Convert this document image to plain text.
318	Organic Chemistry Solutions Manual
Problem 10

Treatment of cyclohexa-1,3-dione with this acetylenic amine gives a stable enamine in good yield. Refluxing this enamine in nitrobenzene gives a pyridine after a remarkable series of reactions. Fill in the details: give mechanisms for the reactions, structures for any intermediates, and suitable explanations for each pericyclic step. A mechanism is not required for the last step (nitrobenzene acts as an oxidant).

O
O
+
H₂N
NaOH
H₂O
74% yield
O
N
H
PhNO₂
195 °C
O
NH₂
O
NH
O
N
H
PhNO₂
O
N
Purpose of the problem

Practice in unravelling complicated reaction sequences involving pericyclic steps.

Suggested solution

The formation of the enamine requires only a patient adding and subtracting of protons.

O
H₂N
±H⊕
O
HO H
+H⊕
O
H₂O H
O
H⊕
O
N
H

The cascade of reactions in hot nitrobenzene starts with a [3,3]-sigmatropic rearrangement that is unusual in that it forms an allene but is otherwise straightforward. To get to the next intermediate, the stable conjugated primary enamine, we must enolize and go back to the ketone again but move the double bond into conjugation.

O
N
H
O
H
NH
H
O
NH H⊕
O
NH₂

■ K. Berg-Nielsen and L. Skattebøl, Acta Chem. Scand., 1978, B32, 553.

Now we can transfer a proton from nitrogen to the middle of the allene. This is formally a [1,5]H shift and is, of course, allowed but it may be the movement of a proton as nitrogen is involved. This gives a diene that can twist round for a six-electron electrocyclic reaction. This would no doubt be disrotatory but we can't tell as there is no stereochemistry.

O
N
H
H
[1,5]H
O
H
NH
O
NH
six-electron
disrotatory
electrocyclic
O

********

* PROBLEM REQUIREMENTS *
Quote all of the entries verbatim.

* OUTPUT *
Convert this document image to plain text.
318	Organic Chemistry Solutions Manual
Problem 10

Treatment of cyclohexa-1,3-dione with this acetylenic amine gives a stable enamine in good yield. Refluxing this enamine in nitrobenzene gives a pyridine after a remarkable series of reactions. Fill in the details: give mechanisms for the reactions, structures for any intermediates, and suitable explanations for each pericyclic step. A mechanism is not required for the last step (nitrobenzene acts as an oxidant).

O
O
+
H₂N
NaOH
H₂O
74% yield
O
N
H
PhNO₂
195 °C
O
NH₂
O
NH
O
N
H
PhNO₂
O
N
Purpose of the problem

Practice in unravelling complicated reaction sequences involving pericyclic steps.

Suggested solution

The formation of the enamine requires only a patient adding and subtracting of protons.

O
H₂N
±H⊕
O
HO H
+H⊕
O
H₂O H
O
H⊕
O
N
H

The cascade of reactions in hot nitrobenzene starts with a [3,3]-sigmatropic rearrangement that is unusual in that it forms an allene but is otherwise straightforward. To get to the next intermediate, the stable conjugated primary enamine, we must enolize and go back to the ketone again but move the double bond into conjugation.

O
N
H
O
H
NH
H
O
NH H⊕
O
NH₂

■ K. Berg-Nielsen and L. Skattebøl, Acta Chem. Scand., 1978, B32, 553.

Now we can transfer a proton from nitrogen to the middle of the allene. This is formally a [1,5]H shift and is, of course, allowed but it may be the movement of a proton as nitrogen is involved. This gives a diene that can twist round for a six-electron electrocyclic reaction. This would no doubt be disrotatory but we can't tell as there is no stereochemistry.

O
N
H
H
[1,5]H
O
H
NH
O
NH
six-electron
disrotatory
electrocyclic
O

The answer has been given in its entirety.